--- start of MATERIAL FOR THE TASK ---
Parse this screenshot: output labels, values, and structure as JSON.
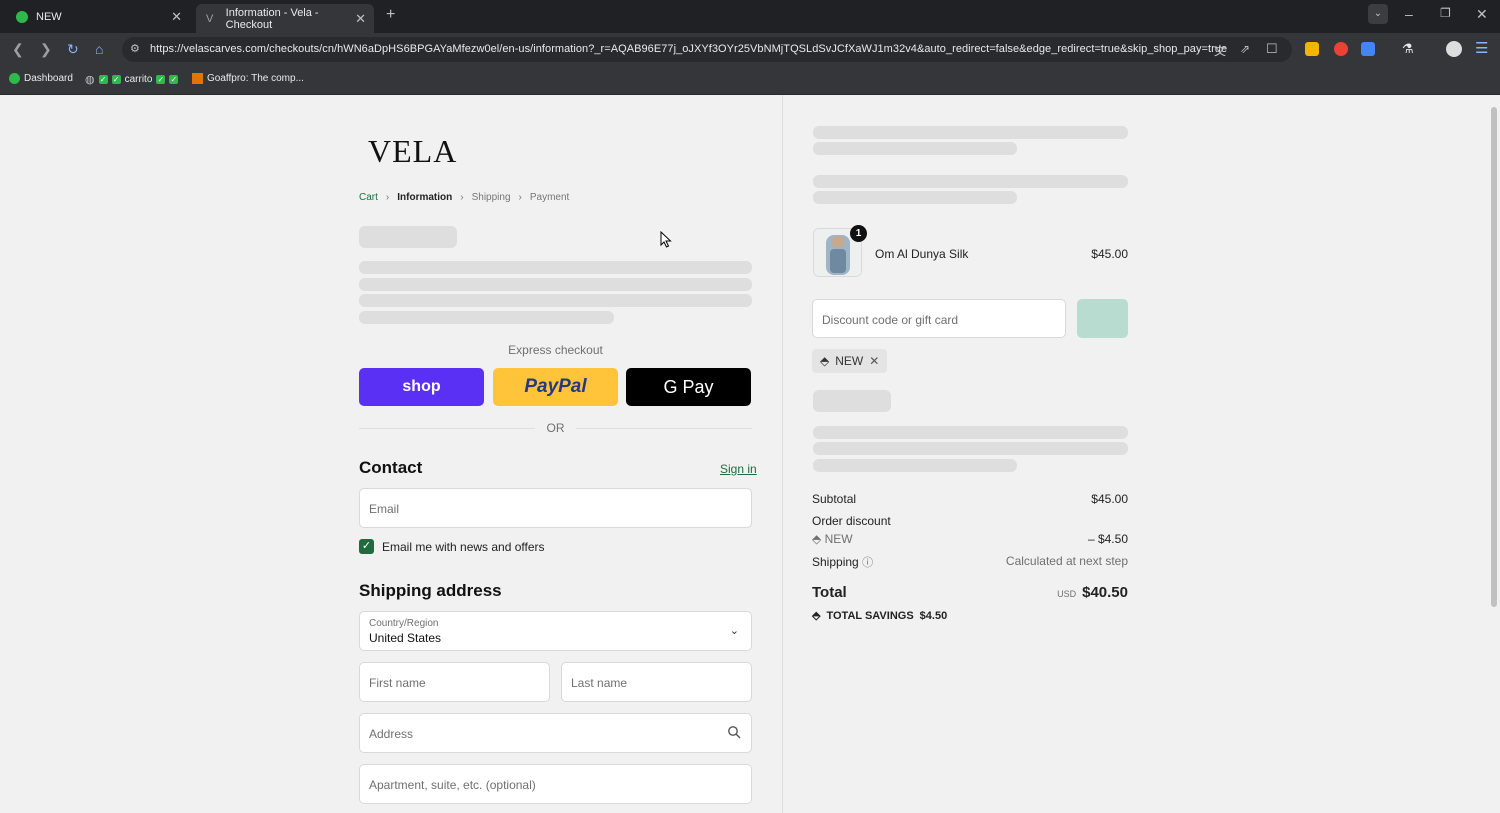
{
  "browser": {
    "tabs": [
      {
        "title": "NEW",
        "favicon_color": "#2fb84b"
      },
      {
        "title": "Information - Vela - Checkout",
        "favicon_color": "#9aa0a6"
      }
    ],
    "url": "https://velascarves.com/checkouts/cn/hWN6aDpHS6BPGAYaMfezw0el/en-us/information?_r=AQAB96E77j_oJXYf3OYr25VbNMjTQSLdSvJCfXaWJ1m32v4&auto_redirect=false&edge_redirect=true&skip_shop_pay=true",
    "bookmarks": [
      {
        "label": "Dashboard"
      },
      {
        "label": "carrito"
      },
      {
        "label": "Goaffpro: The comp..."
      }
    ]
  },
  "checkout": {
    "logo": "VELA",
    "breadcrumb": {
      "cart": "Cart",
      "information": "Information",
      "shipping": "Shipping",
      "payment": "Payment"
    },
    "express_checkout": "Express checkout",
    "pay_buttons": {
      "shop": "shop",
      "paypal": "PayPal",
      "gpay": "G Pay"
    },
    "or_label": "OR",
    "contact": {
      "heading": "Contact",
      "sign_in": "Sign in",
      "email_placeholder": "Email",
      "newsletter_label": "Email me with news and offers",
      "newsletter_checked": true
    },
    "shipping": {
      "heading": "Shipping address",
      "country_label": "Country/Region",
      "country_value": "United States",
      "first_name_placeholder": "First name",
      "last_name_placeholder": "Last name",
      "address_placeholder": "Address",
      "apartment_placeholder": "Apartment, suite, etc. (optional)"
    }
  },
  "summary": {
    "product": {
      "name": "Om Al Dunya Silk",
      "price": "$45.00",
      "quantity": "1"
    },
    "discount_placeholder": "Discount code or gift card",
    "applied_code": "NEW",
    "subtotal_label": "Subtotal",
    "subtotal_value": "$45.00",
    "order_discount_label": "Order discount",
    "discount_code": "NEW",
    "discount_value": "– $4.50",
    "shipping_label": "Shipping",
    "shipping_value": "Calculated at next step",
    "total_label": "Total",
    "currency": "USD",
    "total_value": "$40.50",
    "savings_label": "TOTAL SAVINGS",
    "savings_value": "$4.50"
  }
}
--- end of MATERIAL FOR THE TASK ---
Tally the lines containing "heading". Provide the number without any other words.

▶ **FINAL RESULT**
2